----- Texte fourni -----
Ouais, mais on leur parle jamais. On les voit rarement en fait. Quand ils sont dans le quartier, je les vois, ils me disent bonjour et puis c’est tout. Après, y a des jeunes qui font des activités avec eux, ils vont faire scouts, des trucs comme ça, mais c’est pas nous. Leurs jeunes ils sont de l’autre côté [désigne un autre îlot du quartier].

Leur public, c’est peut-être plutôt les grands ?

Ouais, je les vois parler avec les grands des fois, mais pas beaucoup.

Est-ce que les grands suivent les éducateurs un peu ? Un peu.

Entre nous, les jeunes qui ont échoué et qui vendent du shit, c’est pas la majorité non plus ? Non, mais une bonne partie.

En pourcentage tu dirais que ça fait combien ? 50-50 ?

De notre âge, franchement, ils sont 40% à rien faire, à vendre du shit et faire que des conneries. […] Ils ont arrêté l’école pour avoir un peu de vacances et essayer de chercher du travail après mais ils travaillent pas tous. […] Y en a qui arrivent à travailler dans la peinture des trucs comme ça, ils travaillent avec des patrons qui les prennent sans diplôme mais le problème c’est qu’ils les paient pas comme un vrai salarié.

Le premier contact avec le monde de l’entreprise va être douloureux pour des jeunes âgés entre 16 et 18 ans. Selon l’écrasante majorité des professionnels de jeunesse rencontrée, un accompagnement spécifique s’avère plus que jamais nécessaire pour qu’ils intègrent et respectent les normes du monde du travail. C’est ce que nous verrons en troisième partie avec l’accompagnement des missions locales, principal acteur de l’insertion sociale et professionnelle des jeunes âgés de 16 à 25 ans, et autres acteurs publics de l’insertion des jeunes.

Et quand bien même des jeunes s’inséreraient professionnellement, il n’est jamais acquis, comme nous l’avons vu en première partie, que cette insertion soit durable et permette une évolution définitive vers les attributs « traditionnels » de l’âge adulte. Je fais référence ici aux

« trajectoires yoyo » mentionnées en première partie.
-----
# Consignes
- A) Selon le texte fourni, pourquoi un accompagnement spécifique est-il nécessaire pour les jeunes de 16 à 18 ans ? Répondez en une à trois phrases.
- B) Dans le texte fourni, que font les 40 % de jeunes dont parle la personne interrogée ? Citez toutes les activités qu'elle mentionne.
----- Entrées répertoriées -----
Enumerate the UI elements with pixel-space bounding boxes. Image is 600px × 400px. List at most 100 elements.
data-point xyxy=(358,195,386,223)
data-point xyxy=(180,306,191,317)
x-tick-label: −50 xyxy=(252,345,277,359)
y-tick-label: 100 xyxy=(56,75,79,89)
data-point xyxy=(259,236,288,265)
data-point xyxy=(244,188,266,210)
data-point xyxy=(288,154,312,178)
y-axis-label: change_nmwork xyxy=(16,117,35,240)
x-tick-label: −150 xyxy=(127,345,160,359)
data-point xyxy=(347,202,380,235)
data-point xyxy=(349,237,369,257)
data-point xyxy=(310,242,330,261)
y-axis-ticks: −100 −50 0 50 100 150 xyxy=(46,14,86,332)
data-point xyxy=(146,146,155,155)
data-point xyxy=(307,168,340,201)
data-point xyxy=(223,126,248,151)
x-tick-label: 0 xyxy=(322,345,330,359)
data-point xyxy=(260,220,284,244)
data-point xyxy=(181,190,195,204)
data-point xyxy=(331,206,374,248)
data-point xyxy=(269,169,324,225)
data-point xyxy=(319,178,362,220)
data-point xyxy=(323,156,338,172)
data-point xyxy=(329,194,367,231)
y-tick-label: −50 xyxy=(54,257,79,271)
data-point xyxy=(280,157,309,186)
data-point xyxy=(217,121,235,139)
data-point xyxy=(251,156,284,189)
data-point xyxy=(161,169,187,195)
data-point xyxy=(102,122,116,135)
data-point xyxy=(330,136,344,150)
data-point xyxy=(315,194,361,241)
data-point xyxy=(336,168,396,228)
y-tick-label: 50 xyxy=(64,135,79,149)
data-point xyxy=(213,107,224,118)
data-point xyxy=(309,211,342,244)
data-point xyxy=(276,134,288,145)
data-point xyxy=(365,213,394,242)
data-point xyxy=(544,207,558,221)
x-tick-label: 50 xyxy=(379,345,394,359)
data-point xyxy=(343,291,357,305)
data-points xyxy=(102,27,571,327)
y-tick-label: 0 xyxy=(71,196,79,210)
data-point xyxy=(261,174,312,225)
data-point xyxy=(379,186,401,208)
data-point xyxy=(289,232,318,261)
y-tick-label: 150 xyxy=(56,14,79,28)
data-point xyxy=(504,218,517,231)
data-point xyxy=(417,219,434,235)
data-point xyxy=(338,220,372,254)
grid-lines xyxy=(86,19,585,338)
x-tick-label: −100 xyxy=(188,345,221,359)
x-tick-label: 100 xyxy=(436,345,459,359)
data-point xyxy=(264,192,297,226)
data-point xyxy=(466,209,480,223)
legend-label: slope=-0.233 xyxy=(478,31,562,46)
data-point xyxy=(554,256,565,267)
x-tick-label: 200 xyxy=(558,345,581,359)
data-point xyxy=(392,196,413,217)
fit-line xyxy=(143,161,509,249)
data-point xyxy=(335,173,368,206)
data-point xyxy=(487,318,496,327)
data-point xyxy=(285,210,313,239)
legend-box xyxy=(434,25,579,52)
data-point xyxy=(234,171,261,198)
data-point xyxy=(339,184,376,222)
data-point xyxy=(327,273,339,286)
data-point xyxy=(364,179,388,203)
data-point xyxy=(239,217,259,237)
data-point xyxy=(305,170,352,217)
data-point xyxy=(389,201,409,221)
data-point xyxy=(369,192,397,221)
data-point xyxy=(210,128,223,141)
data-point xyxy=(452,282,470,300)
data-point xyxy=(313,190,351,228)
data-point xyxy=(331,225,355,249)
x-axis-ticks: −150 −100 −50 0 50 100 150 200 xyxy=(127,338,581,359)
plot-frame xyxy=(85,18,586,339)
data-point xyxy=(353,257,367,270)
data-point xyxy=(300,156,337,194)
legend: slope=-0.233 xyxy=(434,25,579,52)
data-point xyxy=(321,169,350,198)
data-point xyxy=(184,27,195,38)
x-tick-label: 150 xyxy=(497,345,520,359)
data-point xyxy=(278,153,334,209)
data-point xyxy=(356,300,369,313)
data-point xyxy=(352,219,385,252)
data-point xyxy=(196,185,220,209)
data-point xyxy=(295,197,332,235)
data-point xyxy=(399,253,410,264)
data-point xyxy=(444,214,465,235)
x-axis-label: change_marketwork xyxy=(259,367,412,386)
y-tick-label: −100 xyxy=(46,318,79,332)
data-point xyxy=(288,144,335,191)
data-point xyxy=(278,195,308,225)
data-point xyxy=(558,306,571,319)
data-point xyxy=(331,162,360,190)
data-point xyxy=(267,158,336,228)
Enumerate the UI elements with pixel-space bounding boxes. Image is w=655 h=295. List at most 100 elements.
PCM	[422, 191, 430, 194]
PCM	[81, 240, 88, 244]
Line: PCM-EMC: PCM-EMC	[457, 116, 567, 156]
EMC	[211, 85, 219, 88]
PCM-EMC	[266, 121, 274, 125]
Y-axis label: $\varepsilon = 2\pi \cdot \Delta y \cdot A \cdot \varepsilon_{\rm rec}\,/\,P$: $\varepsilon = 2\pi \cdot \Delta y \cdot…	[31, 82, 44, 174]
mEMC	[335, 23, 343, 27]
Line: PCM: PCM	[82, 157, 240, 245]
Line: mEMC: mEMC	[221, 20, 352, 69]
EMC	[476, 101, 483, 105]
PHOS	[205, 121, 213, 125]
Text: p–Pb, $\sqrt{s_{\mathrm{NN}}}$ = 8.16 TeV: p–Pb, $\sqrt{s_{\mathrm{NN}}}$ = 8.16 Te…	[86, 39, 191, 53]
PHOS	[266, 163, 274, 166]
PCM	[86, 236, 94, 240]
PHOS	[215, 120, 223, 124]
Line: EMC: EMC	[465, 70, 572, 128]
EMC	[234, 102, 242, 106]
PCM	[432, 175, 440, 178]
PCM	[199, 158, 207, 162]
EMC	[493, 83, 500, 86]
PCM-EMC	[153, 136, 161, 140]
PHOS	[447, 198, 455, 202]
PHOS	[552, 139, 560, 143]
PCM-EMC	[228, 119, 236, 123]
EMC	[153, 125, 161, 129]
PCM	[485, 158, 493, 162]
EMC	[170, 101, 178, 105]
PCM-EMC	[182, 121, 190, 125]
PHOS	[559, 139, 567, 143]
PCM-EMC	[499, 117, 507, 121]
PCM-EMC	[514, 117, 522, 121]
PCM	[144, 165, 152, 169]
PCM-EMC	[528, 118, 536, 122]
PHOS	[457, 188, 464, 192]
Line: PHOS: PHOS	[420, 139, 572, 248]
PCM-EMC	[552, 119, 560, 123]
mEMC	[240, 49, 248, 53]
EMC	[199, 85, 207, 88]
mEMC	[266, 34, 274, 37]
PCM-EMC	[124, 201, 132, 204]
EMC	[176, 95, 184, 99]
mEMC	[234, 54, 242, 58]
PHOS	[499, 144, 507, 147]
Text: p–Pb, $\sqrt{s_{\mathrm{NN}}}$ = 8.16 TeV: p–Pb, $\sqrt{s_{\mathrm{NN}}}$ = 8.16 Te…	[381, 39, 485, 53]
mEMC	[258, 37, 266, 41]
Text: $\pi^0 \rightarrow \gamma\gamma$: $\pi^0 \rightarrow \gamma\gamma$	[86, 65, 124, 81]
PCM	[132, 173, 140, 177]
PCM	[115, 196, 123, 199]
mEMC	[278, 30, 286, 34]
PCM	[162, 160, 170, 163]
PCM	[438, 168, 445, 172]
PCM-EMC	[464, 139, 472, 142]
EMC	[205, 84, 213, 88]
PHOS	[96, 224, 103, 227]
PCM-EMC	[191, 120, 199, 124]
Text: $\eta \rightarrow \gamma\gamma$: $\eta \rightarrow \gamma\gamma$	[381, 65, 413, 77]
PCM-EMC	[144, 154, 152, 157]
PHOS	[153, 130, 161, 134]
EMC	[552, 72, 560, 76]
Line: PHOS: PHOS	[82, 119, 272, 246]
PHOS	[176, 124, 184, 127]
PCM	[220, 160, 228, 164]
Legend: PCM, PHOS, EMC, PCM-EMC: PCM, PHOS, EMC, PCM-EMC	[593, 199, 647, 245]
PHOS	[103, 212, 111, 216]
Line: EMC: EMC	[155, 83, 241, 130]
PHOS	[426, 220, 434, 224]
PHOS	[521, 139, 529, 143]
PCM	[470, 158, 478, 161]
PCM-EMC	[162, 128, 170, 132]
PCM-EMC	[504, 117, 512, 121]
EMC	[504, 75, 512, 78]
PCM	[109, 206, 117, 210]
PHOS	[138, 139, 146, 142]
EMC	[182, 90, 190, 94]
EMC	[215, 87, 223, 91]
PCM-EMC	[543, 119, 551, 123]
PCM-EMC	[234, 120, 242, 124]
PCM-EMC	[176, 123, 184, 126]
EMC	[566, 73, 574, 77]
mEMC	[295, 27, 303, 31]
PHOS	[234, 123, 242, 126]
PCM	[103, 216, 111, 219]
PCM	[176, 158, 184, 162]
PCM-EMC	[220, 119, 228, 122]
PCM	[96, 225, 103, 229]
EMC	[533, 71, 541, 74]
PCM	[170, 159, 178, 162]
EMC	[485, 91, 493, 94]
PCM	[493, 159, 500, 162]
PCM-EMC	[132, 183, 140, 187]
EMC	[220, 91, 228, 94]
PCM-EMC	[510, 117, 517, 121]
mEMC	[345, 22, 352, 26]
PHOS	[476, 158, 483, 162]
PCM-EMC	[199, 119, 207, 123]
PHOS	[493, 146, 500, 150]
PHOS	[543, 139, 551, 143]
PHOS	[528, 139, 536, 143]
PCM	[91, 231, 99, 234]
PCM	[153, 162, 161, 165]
-----
# Réponses par consigne
- A) D'après l'écrasante majorité des professionnels de jeunesse rencontrés, cet accompagnement est nécessaire pour que ces jeunes intègrent et respectent les normes du monde du travail. Leur premier contact avec le monde de l'entreprise risque en effet d'être douloureux.

- B)
- Ne rien faire
- Vendre du shit
- Ne faire que des conneries